■ SHORT EXERCISE: Copy the material that follows word for word and omit its pictures.

■ INFORMATION SHOWN:
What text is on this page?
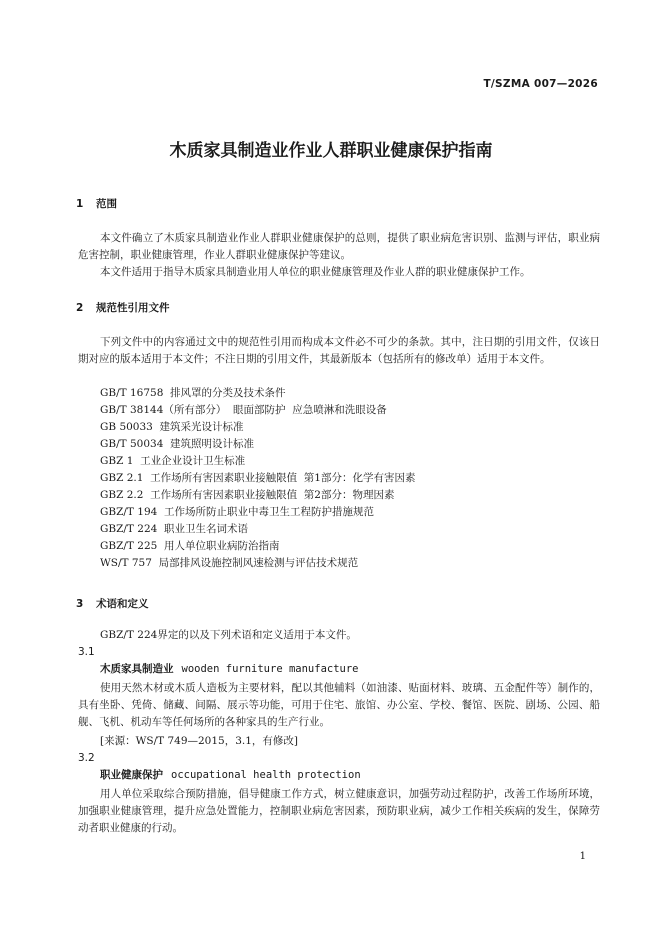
T/SZMA 007—2026
木质家具制造业作业人群职业健康保护指南
1 范围

本文件确立了木质家具制造业作业人群职业健康保护的总则，提供了职业病危害识别、监测与评估，职业病危害控制，职业健康管理，作业人群职业健康保护等建议。

本文件适用于指导木质家具制造业用人单位的职业健康管理及作业人群的职业健康保护工作。

2 规范性引用文件

下列文件中的内容通过文中的规范性引用而构成本文件必不可少的条款。其中，注日期的引用文件，仅该日期对应的版本适用于本文件；不注日期的引用文件，其最新版本（包括所有的修改单）适用于本文件。

GB/T 16758  排风罩的分类及技术条件
GB/T 38144（所有部分）  眼面部防护  应急喷淋和洗眼设备
GB 50033  建筑采光设计标准
GB/T 50034  建筑照明设计标准
GBZ 1  工业企业设计卫生标准
GBZ 2.1  工作场所有害因素职业接触限值  第1部分：化学有害因素
GBZ 2.2  工作场所有害因素职业接触限值  第2部分：物理因素
GBZ/T 194  工作场所防止职业中毒卫生工程防护措施规范
GBZ/T 224  职业卫生名词术语
GBZ/T 225  用人单位职业病防治指南
WS/T 757  局部排风设施控制风速检测与评估技术规范
3 术语和定义

GBZ/T 224界定的以及下列术语和定义适用于本文件。

3.1
木质家具制造业 wooden furniture manufacture

使用天然木材或木质人造板为主要材料，配以其他辅料（如油漆、贴面材料、玻璃、五金配件等）制作的，具有坐卧、凭倚、储藏、间隔、展示等功能，可用于住宅、旅馆、办公室、学校、餐馆、医院、剧场、公园、船舰、飞机、机动车等任何场所的各种家具的生产行业。

[来源：WS/T 749—2015，3.1，有修改]
3.2
职业健康保护 occupational health protection

用人单位采取综合预防措施，倡导健康工作方式，树立健康意识，加强劳动过程防护，改善工作场所环境，加强职业健康管理，提升应急处置能力，控制职业病危害因素，预防职业病，减少工作相关疾病的发生，保障劳动者职业健康的行动。

1
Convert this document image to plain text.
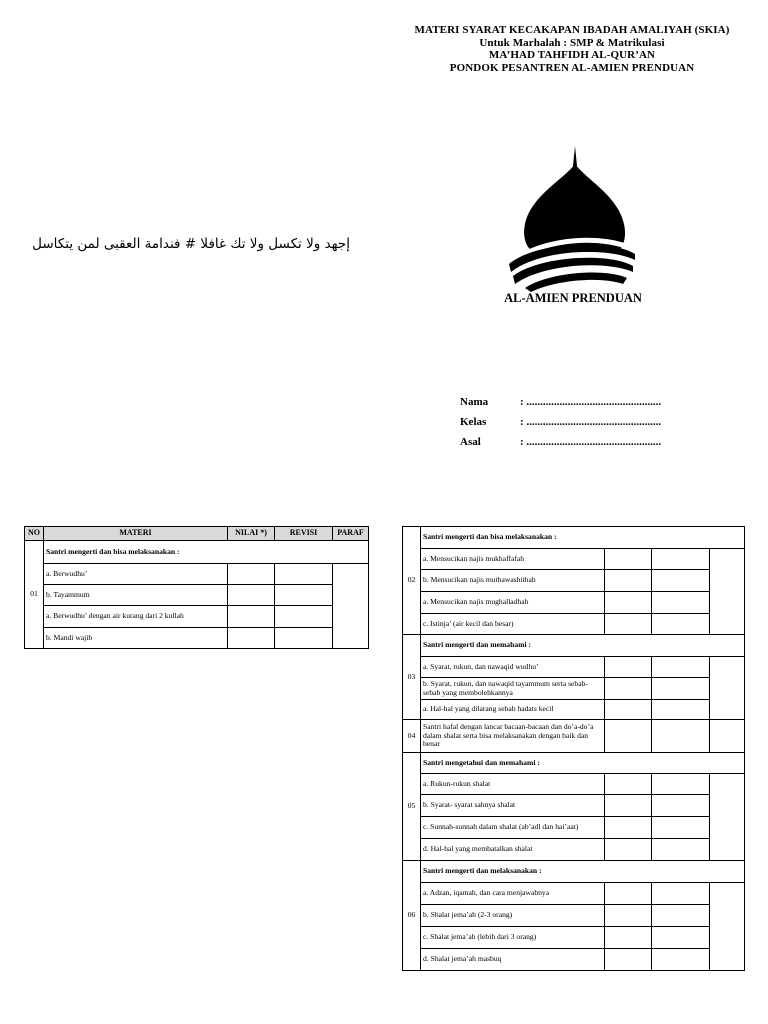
MATERI SYARAT KECAKAPAN IBADAH AMALIYAH (SKIA)
Untuk Marhalah : SMP & Matrikulasi
MA’HAD TAHFIDH AL-QUR’AN
PONDOK PESANTREN AL-AMIEN PRENDUAN
إجهد ولا تكسل ولا تك غافلا # فندامة العقبى لمن يتكاسل
AL-AMIEN PRENDUAN
Nama	: .................................................
Kelas	: .................................................
Asal	: .................................................
NO	MATERI	NILAI *)	REVISI	PARAF
01	Santri mengerti dan bisa melaksanakan :			
	a. Berwudhu’			
	b. Tayammum			
	a. Berwudhu’ dengan air kurang dari 2 kullah			
	b. Mandi wajib			
02	Santri mengerti dan bisa melaksanakan :			
	a. Mensucikan najis mukhaffafah			
	b. Mensucikan najis muthawashithah			
	a. Mensucikan najis mughalladhah			
	c. Istinja’ (air kecil dan besar)			
03	Santri mengerti dan memahami :			
	a. Syarat, rukun, dan nawaqid wudhu’			
	b. Syarat, rukun, dan nawaqid tayammum serta sebab-sebab yang membolehkannya			
	a. Hal-hal yang dilarang sebab hadats kecil			
04	Santri hafal dengan lancar bacaan-bacaan dan do’a-do’a dalam shalat serta bisa melaksanakan dengan baik dan benar			
05	Santri mengetahui dan memahami :			
	a. Rukun-rukun shalat			
	b. Syarat- syarat sahnya shalat			
	c. Sunnah-sunnah dalam shalat (ab’adl dan hai’aat)			
	d. Hal-hal yang membatalkan shalat			
06	Santri mengerti dan melaksanakan :			
	a. Adzan, iqamah, dan cara menjawabnya			
	b. Shalat jema’ah (2-3 orang)			
	c. Shalat jema’ah (lebih dari 3 orang)			
	d. Shalat jema’ah masbuq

■ SOLUTION TO THE EXERCISE:
What text is on this page?
T/SZMA 007—2026
木质家具制造业作业人群职业健康保护指南
1 范围

本文件确立了木质家具制造业作业人群职业健康保护的总则，提供了职业病危害识别、监测与评估，职业病危害控制，职业健康管理，作业人群职业健康保护等建议。

本文件适用于指导木质家具制造业用人单位的职业健康管理及作业人群的职业健康保护工作。

2 规范性引用文件

下列文件中的内容通过文中的规范性引用而构成本文件必不可少的条款。其中，注日期的引用文件，仅该日期对应的版本适用于本文件；不注日期的引用文件，其最新版本（包括所有的修改单）适用于本文件。

GB/T 16758  排风罩的分类及技术条件
GB/T 38144（所有部分）  眼面部防护  应急喷淋和洗眼设备
GB 50033  建筑采光设计标准
GB/T 50034  建筑照明设计标准
GBZ 1  工业企业设计卫生标准
GBZ 2.1  工作场所有害因素职业接触限值  第1部分：化学有害因素
GBZ 2.2  工作场所有害因素职业接触限值  第2部分：物理因素
GBZ/T 194  工作场所防止职业中毒卫生工程防护措施规范
GBZ/T 224  职业卫生名词术语
GBZ/T 225  用人单位职业病防治指南
WS/T 757  局部排风设施控制风速检测与评估技术规范
3 术语和定义

GBZ/T 224界定的以及下列术语和定义适用于本文件。

3.1
木质家具制造业 wooden furniture manufacture

使用天然木材或木质人造板为主要材料，配以其他辅料（如油漆、贴面材料、玻璃、五金配件等）制作的，具有坐卧、凭倚、储藏、间隔、展示等功能，可用于住宅、旅馆、办公室、学校、餐馆、医院、剧场、公园、船舰、飞机、机动车等任何场所的各种家具的生产行业。

[来源：WS/T 749—2015，3.1，有修改]
3.2
职业健康保护 occupational health protection

用人单位采取综合预防措施，倡导健康工作方式，树立健康意识，加强劳动过程防护，改善工作场所环境，加强职业健康管理，提升应急处置能力，控制职业病危害因素，预防职业病，减少工作相关疾病的发生，保障劳动者职业健康的行动。

1
Convert this document image to plain text.
MATERI SYARAT KECAKAPAN IBADAH AMALIYAH (SKIA)
Untuk Marhalah : SMP & Matrikulasi
MA’HAD TAHFIDH AL-QUR’AN
PONDOK PESANTREN AL-AMIEN PRENDUAN
إجهد ولا تكسل ولا تك غافلا # فندامة العقبى لمن يتكاسل
AL-AMIEN PRENDUAN
Nama	: .................................................
Kelas	: .................................................
Asal	: .................................................
NO	MATERI	NILAI *)	REVISI	PARAF
01	Santri mengerti dan bisa melaksanakan :			
	a. Berwudhu’			
	b. Tayammum			
	a. Berwudhu’ dengan air kurang dari 2 kullah			
	b. Mandi wajib			
02	Santri mengerti dan bisa melaksanakan :			
	a. Mensucikan najis mukhaffafah			
	b. Mensucikan najis muthawashithah			
	a. Mensucikan najis mughalladhah			
	c. Istinja’ (air kecil dan besar)			
03	Santri mengerti dan memahami :			
	a. Syarat, rukun, dan nawaqid wudhu’			
	b. Syarat, rukun, dan nawaqid tayammum serta sebab-sebab yang membolehkannya			
	a. Hal-hal yang dilarang sebab hadats kecil			
04	Santri hafal dengan lancar bacaan-bacaan dan do’a-do’a dalam shalat serta bisa melaksanakan dengan baik dan benar			
05	Santri mengetahui dan memahami :			
	a. Rukun-rukun shalat			
	b. Syarat- syarat sahnya shalat			
	c. Sunnah-sunnah dalam shalat (ab’adl dan hai’aat)			
	d. Hal-hal yang membatalkan shalat			
06	Santri mengerti dan melaksanakan :			
	a. Adzan, iqamah, dan cara menjawabnya			
	b. Shalat jema’ah (2-3 orang)			
	c. Shalat jema’ah (lebih dari 3 orang)			
	d. Shalat jema’ah masbuq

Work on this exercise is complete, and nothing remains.